THE DATA =
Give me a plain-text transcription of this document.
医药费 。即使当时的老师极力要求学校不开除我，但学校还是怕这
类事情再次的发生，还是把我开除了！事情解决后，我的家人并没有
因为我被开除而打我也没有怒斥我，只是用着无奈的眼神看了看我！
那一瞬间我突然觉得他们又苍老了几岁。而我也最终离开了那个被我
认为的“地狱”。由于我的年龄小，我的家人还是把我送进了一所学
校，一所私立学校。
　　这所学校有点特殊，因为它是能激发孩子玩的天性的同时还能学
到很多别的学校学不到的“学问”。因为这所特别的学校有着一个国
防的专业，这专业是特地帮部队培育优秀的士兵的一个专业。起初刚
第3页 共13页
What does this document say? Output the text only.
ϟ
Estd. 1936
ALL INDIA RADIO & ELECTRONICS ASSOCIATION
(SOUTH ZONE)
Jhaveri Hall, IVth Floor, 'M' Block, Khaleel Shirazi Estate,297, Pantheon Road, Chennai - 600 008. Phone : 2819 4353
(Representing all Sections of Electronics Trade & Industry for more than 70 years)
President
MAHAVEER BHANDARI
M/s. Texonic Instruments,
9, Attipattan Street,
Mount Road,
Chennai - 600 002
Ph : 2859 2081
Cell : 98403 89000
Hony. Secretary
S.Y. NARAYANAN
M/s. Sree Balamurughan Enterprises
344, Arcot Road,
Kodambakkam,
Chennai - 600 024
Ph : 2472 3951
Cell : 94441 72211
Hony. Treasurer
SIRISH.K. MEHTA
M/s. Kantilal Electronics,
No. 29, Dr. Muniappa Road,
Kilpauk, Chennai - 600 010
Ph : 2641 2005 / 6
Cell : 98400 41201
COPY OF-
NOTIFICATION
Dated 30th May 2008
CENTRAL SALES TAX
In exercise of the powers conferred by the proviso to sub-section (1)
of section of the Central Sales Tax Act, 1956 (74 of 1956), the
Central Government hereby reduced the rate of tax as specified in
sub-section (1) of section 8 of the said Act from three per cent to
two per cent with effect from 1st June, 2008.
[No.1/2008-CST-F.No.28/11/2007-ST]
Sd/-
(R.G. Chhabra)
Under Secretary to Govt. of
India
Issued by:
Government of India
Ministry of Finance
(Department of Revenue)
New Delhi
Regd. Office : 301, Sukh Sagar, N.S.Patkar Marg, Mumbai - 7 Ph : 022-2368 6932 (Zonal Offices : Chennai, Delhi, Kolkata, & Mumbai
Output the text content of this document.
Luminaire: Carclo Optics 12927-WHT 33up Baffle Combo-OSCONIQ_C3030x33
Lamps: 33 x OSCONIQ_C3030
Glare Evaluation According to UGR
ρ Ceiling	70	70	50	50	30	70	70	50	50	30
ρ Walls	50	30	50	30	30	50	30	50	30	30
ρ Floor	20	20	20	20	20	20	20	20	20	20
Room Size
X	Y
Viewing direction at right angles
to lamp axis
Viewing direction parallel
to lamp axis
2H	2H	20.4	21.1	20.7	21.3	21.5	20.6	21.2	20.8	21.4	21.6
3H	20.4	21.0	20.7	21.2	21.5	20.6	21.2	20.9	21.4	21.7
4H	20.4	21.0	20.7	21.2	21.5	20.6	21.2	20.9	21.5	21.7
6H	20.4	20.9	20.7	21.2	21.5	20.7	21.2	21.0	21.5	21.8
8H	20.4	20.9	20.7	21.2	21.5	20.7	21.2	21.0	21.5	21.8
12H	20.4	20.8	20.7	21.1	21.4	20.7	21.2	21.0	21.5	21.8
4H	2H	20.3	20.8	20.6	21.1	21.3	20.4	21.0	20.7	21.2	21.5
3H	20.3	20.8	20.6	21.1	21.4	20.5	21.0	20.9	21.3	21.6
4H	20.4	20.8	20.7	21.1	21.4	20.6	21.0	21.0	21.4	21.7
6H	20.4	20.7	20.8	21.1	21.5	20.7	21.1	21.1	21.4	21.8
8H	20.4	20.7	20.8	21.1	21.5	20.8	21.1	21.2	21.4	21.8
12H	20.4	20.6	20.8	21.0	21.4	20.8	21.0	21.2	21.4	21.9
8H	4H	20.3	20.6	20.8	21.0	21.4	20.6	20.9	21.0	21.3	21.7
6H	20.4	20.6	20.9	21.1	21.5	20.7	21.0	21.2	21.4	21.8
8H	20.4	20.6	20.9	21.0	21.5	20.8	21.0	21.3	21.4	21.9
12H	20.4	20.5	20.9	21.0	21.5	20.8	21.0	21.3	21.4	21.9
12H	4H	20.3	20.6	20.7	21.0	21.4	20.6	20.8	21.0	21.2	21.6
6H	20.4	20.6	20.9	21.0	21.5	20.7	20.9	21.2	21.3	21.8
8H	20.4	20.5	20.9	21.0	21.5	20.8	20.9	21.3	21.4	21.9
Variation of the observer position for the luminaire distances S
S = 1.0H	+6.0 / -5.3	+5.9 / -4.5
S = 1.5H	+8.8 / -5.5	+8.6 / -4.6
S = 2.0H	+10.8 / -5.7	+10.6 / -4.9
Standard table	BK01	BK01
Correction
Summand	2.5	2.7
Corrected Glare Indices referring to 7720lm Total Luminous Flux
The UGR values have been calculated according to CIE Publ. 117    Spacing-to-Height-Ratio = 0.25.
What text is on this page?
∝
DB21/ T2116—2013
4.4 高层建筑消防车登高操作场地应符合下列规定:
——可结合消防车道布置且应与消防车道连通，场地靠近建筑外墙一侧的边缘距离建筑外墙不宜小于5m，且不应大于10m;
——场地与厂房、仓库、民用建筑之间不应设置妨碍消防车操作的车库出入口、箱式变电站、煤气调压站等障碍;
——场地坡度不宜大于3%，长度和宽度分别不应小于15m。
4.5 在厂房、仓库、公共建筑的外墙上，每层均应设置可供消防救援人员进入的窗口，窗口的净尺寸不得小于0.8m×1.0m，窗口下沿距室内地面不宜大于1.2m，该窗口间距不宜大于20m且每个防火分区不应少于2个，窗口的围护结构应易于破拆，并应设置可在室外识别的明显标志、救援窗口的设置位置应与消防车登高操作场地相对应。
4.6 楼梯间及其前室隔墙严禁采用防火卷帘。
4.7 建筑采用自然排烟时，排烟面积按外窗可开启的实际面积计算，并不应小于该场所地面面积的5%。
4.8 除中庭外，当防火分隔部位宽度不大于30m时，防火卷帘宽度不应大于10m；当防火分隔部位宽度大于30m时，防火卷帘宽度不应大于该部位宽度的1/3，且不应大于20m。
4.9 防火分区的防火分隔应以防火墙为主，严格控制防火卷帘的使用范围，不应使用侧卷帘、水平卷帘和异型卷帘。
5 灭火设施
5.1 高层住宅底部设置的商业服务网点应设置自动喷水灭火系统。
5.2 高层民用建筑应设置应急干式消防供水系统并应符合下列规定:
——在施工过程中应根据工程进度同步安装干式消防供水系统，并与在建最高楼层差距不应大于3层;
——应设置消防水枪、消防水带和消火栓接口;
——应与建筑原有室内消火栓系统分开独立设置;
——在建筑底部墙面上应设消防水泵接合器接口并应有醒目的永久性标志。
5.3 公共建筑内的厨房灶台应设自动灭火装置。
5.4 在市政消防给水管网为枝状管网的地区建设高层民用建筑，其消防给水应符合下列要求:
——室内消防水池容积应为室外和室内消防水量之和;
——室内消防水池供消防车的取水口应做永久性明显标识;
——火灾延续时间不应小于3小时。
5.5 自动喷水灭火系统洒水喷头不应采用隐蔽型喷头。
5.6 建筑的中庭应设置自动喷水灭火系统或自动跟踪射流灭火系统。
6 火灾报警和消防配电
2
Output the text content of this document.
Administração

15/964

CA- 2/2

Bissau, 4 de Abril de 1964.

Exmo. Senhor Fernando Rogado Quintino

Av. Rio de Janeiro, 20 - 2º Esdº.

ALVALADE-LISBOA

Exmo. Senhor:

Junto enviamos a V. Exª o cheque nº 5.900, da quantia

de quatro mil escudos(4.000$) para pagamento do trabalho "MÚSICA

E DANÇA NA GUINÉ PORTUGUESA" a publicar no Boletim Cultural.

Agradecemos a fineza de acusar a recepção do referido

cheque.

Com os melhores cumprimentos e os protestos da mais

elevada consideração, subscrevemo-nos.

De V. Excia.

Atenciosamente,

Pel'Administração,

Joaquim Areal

TASK OBJECTIVE = Among the entries above, how many lines hold the string "Cell"? Give the number by itself.

EXPECTED ANSWER = 3